What you are asked to do:
Report how many lines hold the word "Параметры"; answer with the number alone.

Records from a data collection:
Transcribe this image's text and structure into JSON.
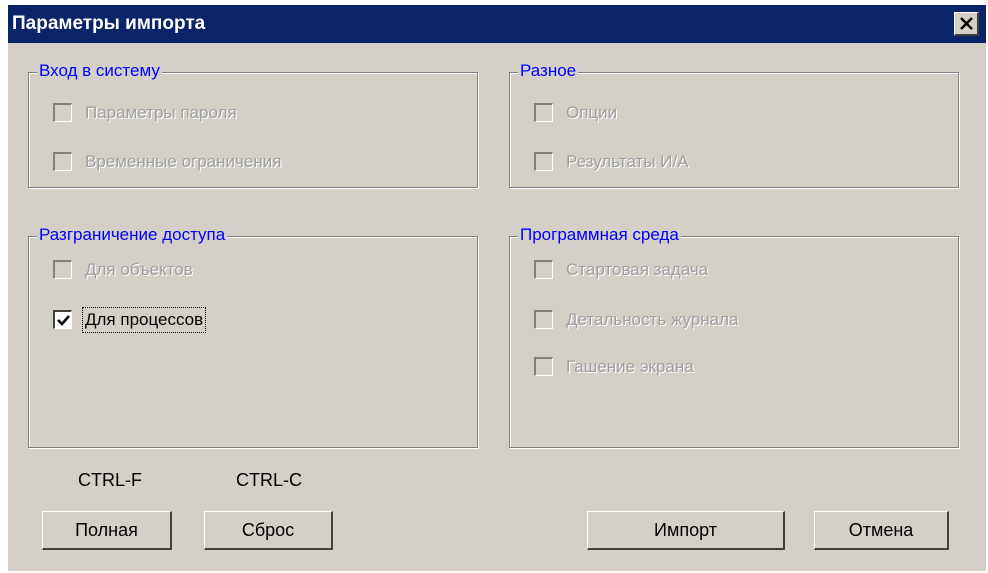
{
  "window": {
    "title": "Параметры импорта",
    "close_icon": "close-icon"
  },
  "groups": {
    "login": {
      "label": "Вход в систему",
      "items": [
        {
          "label": "Параметры пароля",
          "checked": false,
          "enabled": false
        },
        {
          "label": "Временные ограничения",
          "checked": false,
          "enabled": false
        }
      ]
    },
    "misc": {
      "label": "Разное",
      "items": [
        {
          "label": "Опции",
          "checked": false,
          "enabled": false
        },
        {
          "label": "Результаты И/А",
          "checked": false,
          "enabled": false
        }
      ]
    },
    "access": {
      "label": "Разграничение доступа",
      "items": [
        {
          "label": "Для объектов",
          "checked": false,
          "enabled": false
        },
        {
          "label": "Для процессов",
          "checked": true,
          "enabled": true
        }
      ]
    },
    "env": {
      "label": "Программная среда",
      "items": [
        {
          "label": "Стартовая задача",
          "checked": false,
          "enabled": false
        },
        {
          "label": "Детальность журнала",
          "checked": false,
          "enabled": false
        },
        {
          "label": "Гашение экрана",
          "checked": false,
          "enabled": false
        }
      ]
    }
  },
  "shortcuts": {
    "full": "CTRL-F",
    "reset": "CTRL-C"
  },
  "buttons": {
    "full": "Полная",
    "reset": "Сброс",
    "import": "Импорт",
    "cancel": "Отмена"
  },
  "colors": {
    "title_bar": "#0a246a",
    "face": "#d4d0c8",
    "group_label": "#0000ff",
    "disabled_text": "#a0a0a0"
  }
}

The reply:
2